[Task to complete] Set down the records once more, please, exactly and with the pictures left out.

[Material for the task]
--------
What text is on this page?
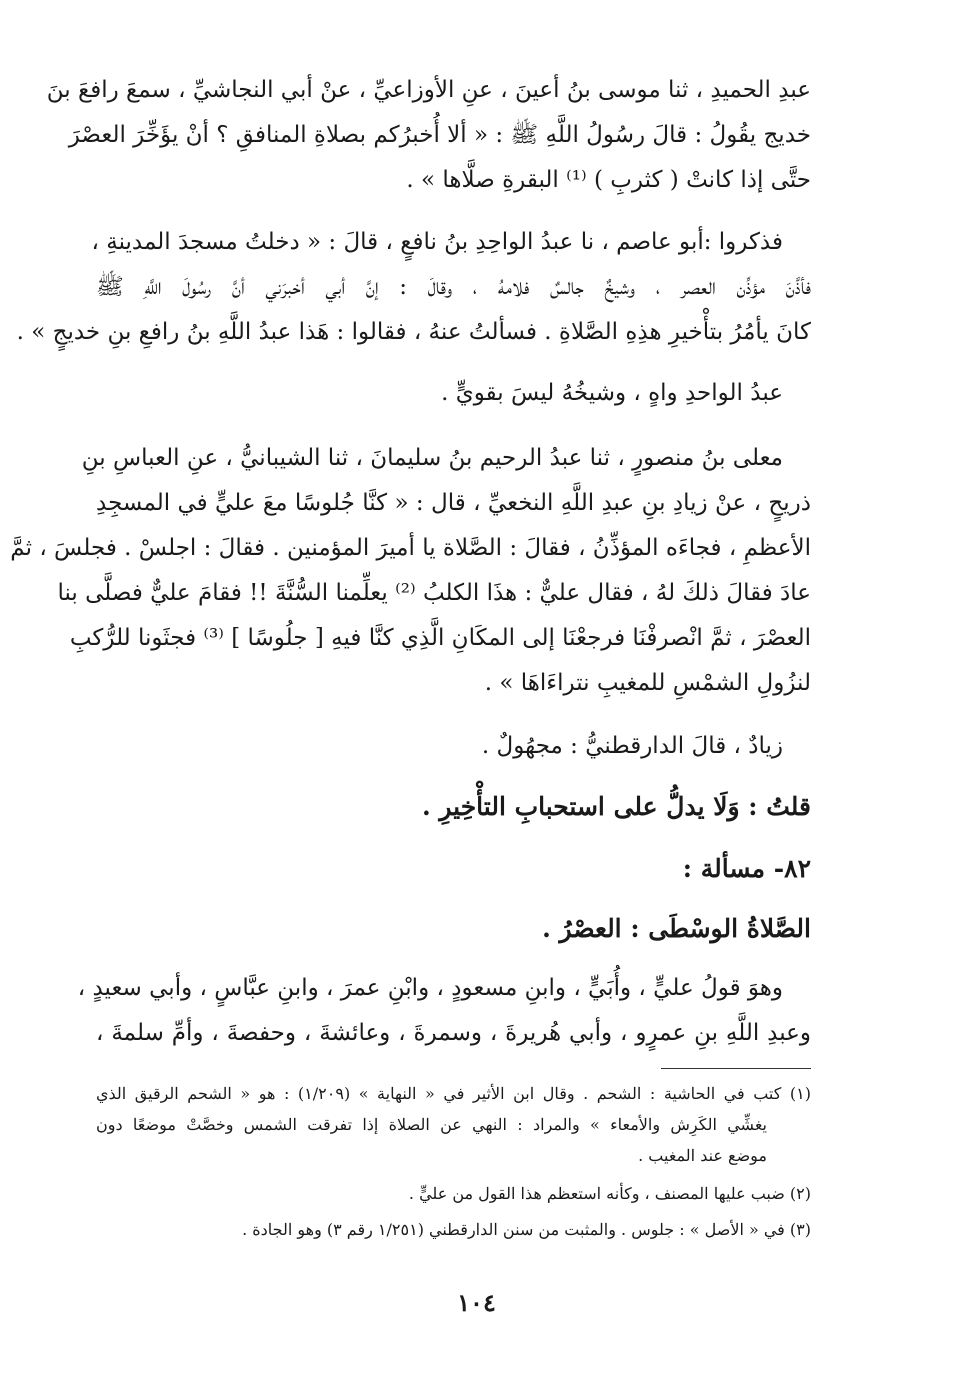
عبدِ الحميدِ ، ثنا موسى بنُ أعينَ ، عنِ الأوزاعيِّ ، عنْ أبي النجاشيِّ ، سمعَ رافعَ بنَ
خديج يقُولُ : قالَ رسُولُ اللَّهِ ﷺ : « ألا أُخبرُكم بصلاةِ المنافقِ ؟ أنْ يؤَخِّرَ العصْرَ
حتَّى إذا كانتْ ( كثربِ ) ⁽¹⁾ البقرةِ صلَّاها » .
فذكروا :أبو عاصم ، نا عبدُ الواحِدِ بنُ نافعٍ ، قالَ : « دخلتُ مسجدَ المدينةِ ،
فأذَّنَ مؤذِّن العصر ، وشيخٌ جالسٌ فلامهُ ، وقالَ : إنَّ أبي أخبرَني أنَّ رسُولَ اللَّهِ ﷺ
كانَ يأمُرُ بتأْخيرِ هذِهِ الصَّلاةِ . فسألتُ عنهُ ، فقالوا : هَذا عبدُ اللَّهِ بنُ رافعِ بنِ خديجٍ » .
عبدُ الواحدِ واهٍ ، وشيخُهُ ليسَ بقويٍّ .
معلى بنُ منصورٍ ، ثنا عبدُ الرحيم بنُ سليمانَ ، ثنا الشيبانيُّ ، عنِ العباسِ بنِ
ذريحٍ ، عنْ زيادِ بنِ عبدِ اللَّهِ النخعيِّ ، قال : « كنَّا جُلوسًا معَ عليٍّ في المسجِدِ
الأعظمِ ، فجاءَه المؤذِّنُ ، فقالَ : الصَّلاة يا أميرَ المؤمنين . فقالَ : اجلسْ . فجلسَ ، ثمَّ
عادَ فقالَ ذلكَ لهُ ، فقال عليٌّ : هذَا الكلبُ ⁽²⁾ يعلِّمنا السُّنَّةَ !! فقامَ عليٌّ فصلَّى بنا
العصْرَ ، ثمَّ انْصرفْنَا فرجعْنَا إلى المكَانِ الَّذِي كنَّا فيهِ [ جلُوسًا ] ⁽³⁾ فجثَونا للرُّكبِ
لنزُولِ الشمْسِ للمغيبِ نتراءَاهَا » .
زيادٌ ، قالَ الدارقطنيُّ : مجهُولٌ .
قلتُ : وَلَا يدلُّ على استحبابِ التأْخِيرِ .
٨٢- مسألة :
الصَّلاةُ الوسْطَى : العصْرُ .
وهوَ قولُ عليٍّ ، وأُبَيٍّ ، وابنِ مسعودٍ ، وابْنِ عمرَ ، وابنِ عبَّاسٍ ، وأبي سعيدٍ ،
وعبدِ اللَّهِ بنِ عمرٍو ، وأبي هُريرةَ ، وسمرةَ ، وعائشةَ ، وحفصةَ ، وأمِّ سلمةَ ،
(١) كتب في الحاشية : الشحم . وقال ابن الأثير في « النهاية » (١/٢٠٩) : هو « الشحم الرقيق الذي
يغشِّي الكَرِش والأمعاء » والمراد : النهي عن الصلاة إذا تفرقت الشمس وخصَّتْ موضعًا دون
موضع عند المغيب .
(٢) ضبب عليها المصنف ، وكأنه استعظم هذا القول من عليٍّ .
(٣) في « الأصل » : جلوس . والمثبت من سنن الدارقطني (١/٢٥١ رقم ٣) وهو الجادة .
١٠٤
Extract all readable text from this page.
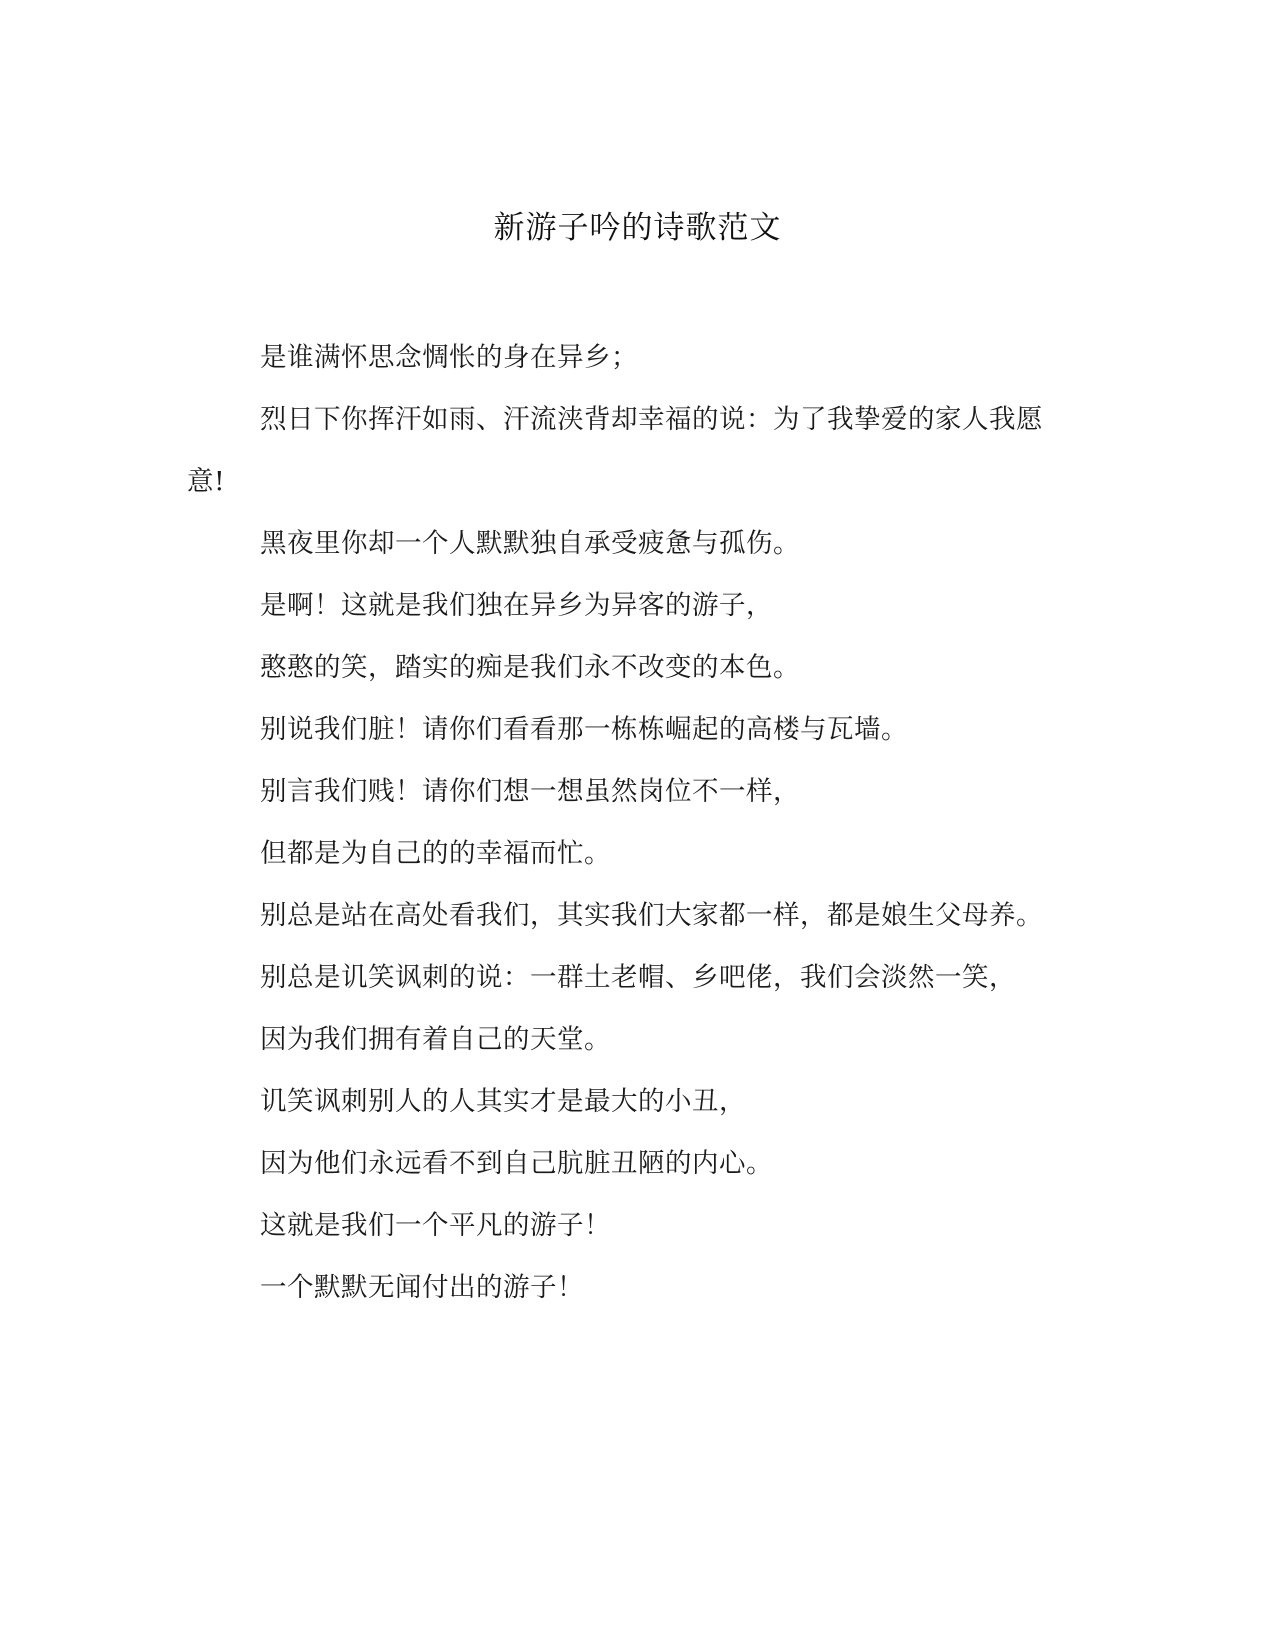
新游子吟的诗歌范文

是谁满怀思念惆怅的身在异乡；

烈日下你挥汗如雨、汗流浃背却幸福的说：为了我挚爱的家人我愿意!

黑夜里你却一个人默默独自承受疲惫与孤伤。

是啊！这就是我们独在异乡为异客的游子，

憨憨的笑，踏实的痴是我们永不改变的本色。

别说我们脏！请你们看看那一栋栋崛起的高楼与瓦墙。

别言我们贱！请你们想一想虽然岗位不一样，

但都是为自己的的幸福而忙。

别总是站在高处看我们，其实我们大家都一样，都是娘生父母养。

别总是讥笑讽刺的说：一群土老帽、乡吧佬，我们会淡然一笑，

因为我们拥有着自己的天堂。

讥笑讽刺别人的人其实才是最大的小丑，

因为他们永远看不到自己肮脏丑陋的内心。

这就是我们一个平凡的游子！

一个默默无闻付出的游子！
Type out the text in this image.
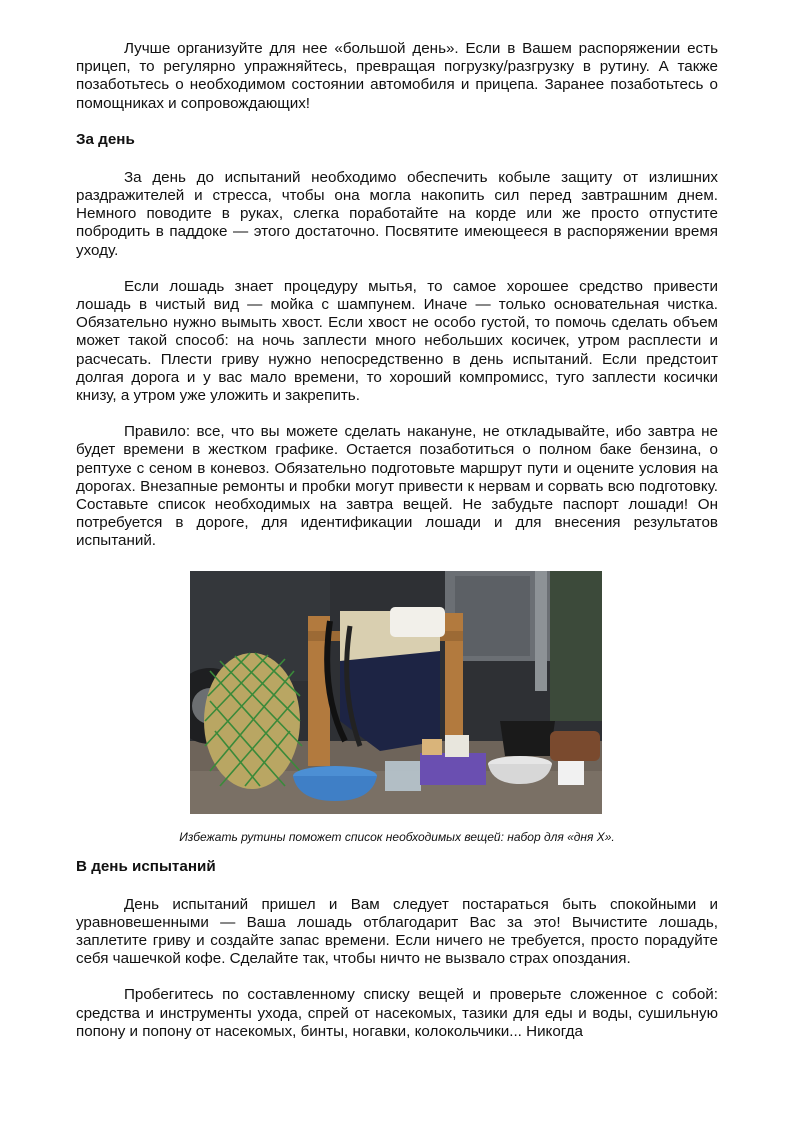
Лучше организуйте для нее «большой день». Если в Вашем распоряжении есть прицеп, то регулярно упражняйтесь, превращая погрузку/разгрузку в рутину. А также позаботьтесь о необходимом состоянии автомобиля и прицепа. Заранее позаботьтесь о помощниках и сопровождающих!

За день

За день до испытаний необходимо обеспечить кобыле защиту от излишних раздражителей и стресса, чтобы она могла накопить сил перед завтрашним днем. Немного поводите в руках, слегка поработайте на корде или же просто отпустите побродить в паддоке — этого достаточно. Посвятите имеющееся в распоряжении время уходу.

Если лошадь знает процедуру мытья, то самое хорошее средство привести лошадь в чистый вид — мойка с шампунем. Иначе — только основательная чистка. Обязательно нужно вымыть хвост. Если хвост не особо густой, то помочь сделать объем может такой способ: на ночь заплести много небольших косичек, утром расплести и расчесать. Плести гриву нужно непосредственно в день испытаний. Если предстоит долгая дорога и у вас мало времени, то хороший компромисс, туго заплести косички книзу, а утром уже уложить и закрепить.

Правило: все, что вы можете сделать накануне, не откладывайте, ибо завтра не будет времени в жестком графике. Остается позаботиться о полном баке бензина, о рептухе с сеном в коневоз. Обязательно подготовьте маршрут пути и оцените условия на дорогах. Внезапные ремонты и пробки могут привести к нервам и сорвать всю подготовку. Составьте список необходимых на завтра вещей. Не забудьте паспорт лошади! Он потребуется в дороге, для идентификации лошади и для внесения результатов испытаний.

Избежать рутины поможет список необходимых вещей: набор для «дня Х».

В день испытаний

День испытаний пришел и Вам следует постараться быть спокойными и уравновешенными — Ваша лошадь отблагодарит Вас за это! Вычистите лошадь, заплетите гриву и создайте запас времени. Если ничего не требуется, просто порадуйте себя чашечкой кофе. Сделайте так, чтобы ничто не вызвало страх опоздания.

Пробегитесь по составленному списку вещей и проверьте сложенное с собой: средства и инструменты ухода, спрей от насекомых, тазики для еды и воды, сушильную попону и попону от насекомых, бинты, ногавки, колокольчики... Никогда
--------
[Expected answer]
What text is on this page?
عبدِ الحميدِ ، ثنا موسى بنُ أعينَ ، عنِ الأوزاعيِّ ، عنْ أبي النجاشيِّ ، سمعَ رافعَ بنَ
خديج يقُولُ : قالَ رسُولُ اللَّهِ ﷺ : « ألا أُخبرُكم بصلاةِ المنافقِ ؟ أنْ يؤَخِّرَ العصْرَ
حتَّى إذا كانتْ ( كثربِ ) ⁽¹⁾ البقرةِ صلَّاها » .
فذكروا :أبو عاصم ، نا عبدُ الواحِدِ بنُ نافعٍ ، قالَ : « دخلتُ مسجدَ المدينةِ ،
فأذَّنَ مؤذِّن العصر ، وشيخٌ جالسٌ فلامهُ ، وقالَ : إنَّ أبي أخبرَني أنَّ رسُولَ اللَّهِ ﷺ
كانَ يأمُرُ بتأْخيرِ هذِهِ الصَّلاةِ . فسألتُ عنهُ ، فقالوا : هَذا عبدُ اللَّهِ بنُ رافعِ بنِ خديجٍ » .
عبدُ الواحدِ واهٍ ، وشيخُهُ ليسَ بقويٍّ .
معلى بنُ منصورٍ ، ثنا عبدُ الرحيم بنُ سليمانَ ، ثنا الشيبانيُّ ، عنِ العباسِ بنِ
ذريحٍ ، عنْ زيادِ بنِ عبدِ اللَّهِ النخعيِّ ، قال : « كنَّا جُلوسًا معَ عليٍّ في المسجِدِ
الأعظمِ ، فجاءَه المؤذِّنُ ، فقالَ : الصَّلاة يا أميرَ المؤمنين . فقالَ : اجلسْ . فجلسَ ، ثمَّ
عادَ فقالَ ذلكَ لهُ ، فقال عليٌّ : هذَا الكلبُ ⁽²⁾ يعلِّمنا السُّنَّةَ !! فقامَ عليٌّ فصلَّى بنا
العصْرَ ، ثمَّ انْصرفْنَا فرجعْنَا إلى المكَانِ الَّذِي كنَّا فيهِ [ جلُوسًا ] ⁽³⁾ فجثَونا للرُّكبِ
لنزُولِ الشمْسِ للمغيبِ نتراءَاهَا » .
زيادٌ ، قالَ الدارقطنيُّ : مجهُولٌ .
قلتُ : وَلَا يدلُّ على استحبابِ التأْخِيرِ .
٨٢- مسألة :
الصَّلاةُ الوسْطَى : العصْرُ .
وهوَ قولُ عليٍّ ، وأُبَيٍّ ، وابنِ مسعودٍ ، وابْنِ عمرَ ، وابنِ عبَّاسٍ ، وأبي سعيدٍ ،
وعبدِ اللَّهِ بنِ عمرٍو ، وأبي هُريرةَ ، وسمرةَ ، وعائشةَ ، وحفصةَ ، وأمِّ سلمةَ ،
(١) كتب في الحاشية : الشحم . وقال ابن الأثير في « النهاية » (١/٢٠٩) : هو « الشحم الرقيق الذي
يغشِّي الكَرِش والأمعاء » والمراد : النهي عن الصلاة إذا تفرقت الشمس وخصَّتْ موضعًا دون
موضع عند المغيب .
(٢) ضبب عليها المصنف ، وكأنه استعظم هذا القول من عليٍّ .
(٣) في « الأصل » : جلوس . والمثبت من سنن الدارقطني (١/٢٥١ رقم ٣) وهو الجادة .
١٠٤
Extract all readable text from this page.
新游子吟的诗歌范文

是谁满怀思念惆怅的身在异乡；

烈日下你挥汗如雨、汗流浃背却幸福的说：为了我挚爱的家人我愿意!

黑夜里你却一个人默默独自承受疲惫与孤伤。

是啊！这就是我们独在异乡为异客的游子，

憨憨的笑，踏实的痴是我们永不改变的本色。

别说我们脏！请你们看看那一栋栋崛起的高楼与瓦墙。

别言我们贱！请你们想一想虽然岗位不一样，

但都是为自己的的幸福而忙。

别总是站在高处看我们，其实我们大家都一样，都是娘生父母养。

别总是讥笑讽刺的说：一群土老帽、乡吧佬，我们会淡然一笑，

因为我们拥有着自己的天堂。

讥笑讽刺别人的人其实才是最大的小丑，

因为他们永远看不到自己肮脏丑陋的内心。

这就是我们一个平凡的游子！

一个默默无闻付出的游子！
Type out the text in this image.
Лучше организуйте для нее «большой день». Если в Вашем распоряжении есть прицеп, то регулярно упражняйтесь, превращая погрузку/разгрузку в рутину. А также позаботьтесь о необходимом состоянии автомобиля и прицепа. Заранее позаботьтесь о помощниках и сопровождающих!

За день

За день до испытаний необходимо обеспечить кобыле защиту от излишних раздражителей и стресса, чтобы она могла накопить сил перед завтрашним днем. Немного поводите в руках, слегка поработайте на корде или же просто отпустите побродить в паддоке — этого достаточно. Посвятите имеющееся в распоряжении время уходу.

Если лошадь знает процедуру мытья, то самое хорошее средство привести лошадь в чистый вид — мойка с шампунем. Иначе — только основательная чистка. Обязательно нужно вымыть хвост. Если хвост не особо густой, то помочь сделать объем может такой способ: на ночь заплести много небольших косичек, утром расплести и расчесать. Плести гриву нужно непосредственно в день испытаний. Если предстоит долгая дорога и у вас мало времени, то хороший компромисс, туго заплести косички книзу, а утром уже уложить и закрепить.

Правило: все, что вы можете сделать накануне, не откладывайте, ибо завтра не будет времени в жестком графике. Остается позаботиться о полном баке бензина, о рептухе с сеном в коневоз. Обязательно подготовьте маршрут пути и оцените условия на дорогах. Внезапные ремонты и пробки могут привести к нервам и сорвать всю подготовку. Составьте список необходимых на завтра вещей. Не забудьте паспорт лошади! Он потребуется в дороге, для идентификации лошади и для внесения результатов испытаний.

Избежать рутины поможет список необходимых вещей: набор для «дня Х».

В день испытаний

День испытаний пришел и Вам следует постараться быть спокойными и уравновешенными — Ваша лошадь отблагодарит Вас за это! Вычистите лошадь, заплетите гриву и создайте запас времени. Если ничего не требуется, просто порадуйте себя чашечкой кофе. Сделайте так, чтобы ничто не вызвало страх опоздания.

Пробегитесь по составленному списку вещей и проверьте сложенное с собой: средства и инструменты ухода, спрей от насекомых, тазики для еды и воды, сушильную попону и попону от насекомых, бинты, ногавки, колокольчики... Никогда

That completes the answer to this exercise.